# Directions:
Quote all of the entries word for word.

------ Records shown

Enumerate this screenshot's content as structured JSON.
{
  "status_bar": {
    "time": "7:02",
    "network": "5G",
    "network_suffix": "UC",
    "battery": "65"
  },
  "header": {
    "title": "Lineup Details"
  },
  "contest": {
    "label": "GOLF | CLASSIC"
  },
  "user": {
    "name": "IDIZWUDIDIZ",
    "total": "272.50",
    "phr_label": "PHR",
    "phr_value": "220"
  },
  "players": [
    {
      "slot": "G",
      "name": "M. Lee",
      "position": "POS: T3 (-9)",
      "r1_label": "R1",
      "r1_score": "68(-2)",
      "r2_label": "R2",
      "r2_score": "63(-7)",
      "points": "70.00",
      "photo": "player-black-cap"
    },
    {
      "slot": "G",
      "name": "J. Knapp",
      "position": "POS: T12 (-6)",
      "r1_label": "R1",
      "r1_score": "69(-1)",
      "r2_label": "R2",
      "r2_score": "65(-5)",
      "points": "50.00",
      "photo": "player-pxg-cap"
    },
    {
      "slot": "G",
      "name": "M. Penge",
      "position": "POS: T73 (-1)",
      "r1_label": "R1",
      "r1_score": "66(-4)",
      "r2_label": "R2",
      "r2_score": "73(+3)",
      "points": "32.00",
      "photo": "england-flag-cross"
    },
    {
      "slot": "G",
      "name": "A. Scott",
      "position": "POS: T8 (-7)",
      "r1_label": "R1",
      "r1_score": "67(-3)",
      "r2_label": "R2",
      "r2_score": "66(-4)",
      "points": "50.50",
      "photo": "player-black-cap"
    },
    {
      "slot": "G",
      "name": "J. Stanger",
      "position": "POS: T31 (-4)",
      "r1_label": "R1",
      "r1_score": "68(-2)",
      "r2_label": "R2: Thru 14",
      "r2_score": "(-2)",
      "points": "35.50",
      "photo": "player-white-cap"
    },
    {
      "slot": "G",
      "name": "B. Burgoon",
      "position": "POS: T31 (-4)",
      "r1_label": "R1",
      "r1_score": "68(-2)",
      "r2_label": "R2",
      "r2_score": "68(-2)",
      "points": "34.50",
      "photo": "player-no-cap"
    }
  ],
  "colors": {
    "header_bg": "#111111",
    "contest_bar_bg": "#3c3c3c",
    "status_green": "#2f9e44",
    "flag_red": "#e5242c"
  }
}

------------

# Task output:
Enumerate this screenshot's content as structured JSON.
{
  "status_bar": {
    "time": "7:02",
    "network": "5G",
    "network_suffix": "UC",
    "battery": "65"
  },
  "header": {
    "title": "Lineup Details"
  },
  "contest": {
    "label": "GOLF | CLASSIC"
  },
  "user": {
    "name": "IDIZWUDIDIZ",
    "total": "272.50",
    "phr_label": "PHR",
    "phr_value": "220"
  },
  "players": [
    {
      "slot": "G",
      "name": "M. Lee",
      "position": "POS: T3 (-9)",
      "r1_label": "R1",
      "r1_score": "68(-2)",
      "r2_label": "R2",
      "r2_score": "63(-7)",
      "points": "70.00",
      "photo": "player-black-cap"
    },
    {
      "slot": "G",
      "name": "J. Knapp",
      "position": "POS: T12 (-6)",
      "r1_label": "R1",
      "r1_score": "69(-1)",
      "r2_label": "R2",
      "r2_score": "65(-5)",
      "points": "50.00",
      "photo": "player-pxg-cap"
    },
    {
      "slot": "G",
      "name": "M. Penge",
      "position": "POS: T73 (-1)",
      "r1_label": "R1",
      "r1_score": "66(-4)",
      "r2_label": "R2",
      "r2_score": "73(+3)",
      "points": "32.00",
      "photo": "england-flag-cross"
    },
    {
      "slot": "G",
      "name": "A. Scott",
      "position": "POS: T8 (-7)",
      "r1_label": "R1",
      "r1_score": "67(-3)",
      "r2_label": "R2",
      "r2_score": "66(-4)",
      "points": "50.50",
      "photo": "player-black-cap"
    },
    {
      "slot": "G",
      "name": "J. Stanger",
      "position": "POS: T31 (-4)",
      "r1_label": "R1",
      "r1_score": "68(-2)",
      "r2_label": "R2: Thru 14",
      "r2_score": "(-2)",
      "points": "35.50",
      "photo": "player-white-cap"
    },
    {
      "slot": "G",
      "name": "B. Burgoon",
      "position": "POS: T31 (-4)",
      "r1_label": "R1",
      "r1_score": "68(-2)",
      "r2_label": "R2",
      "r2_score": "68(-2)",
      "points": "34.50",
      "photo": "player-no-cap"
    }
  ],
  "colors": {
    "header_bg": "#111111",
    "contest_bar_bg": "#3c3c3c",
    "status_green": "#2f9e44",
    "flag_red": "#e5242c"
  }
}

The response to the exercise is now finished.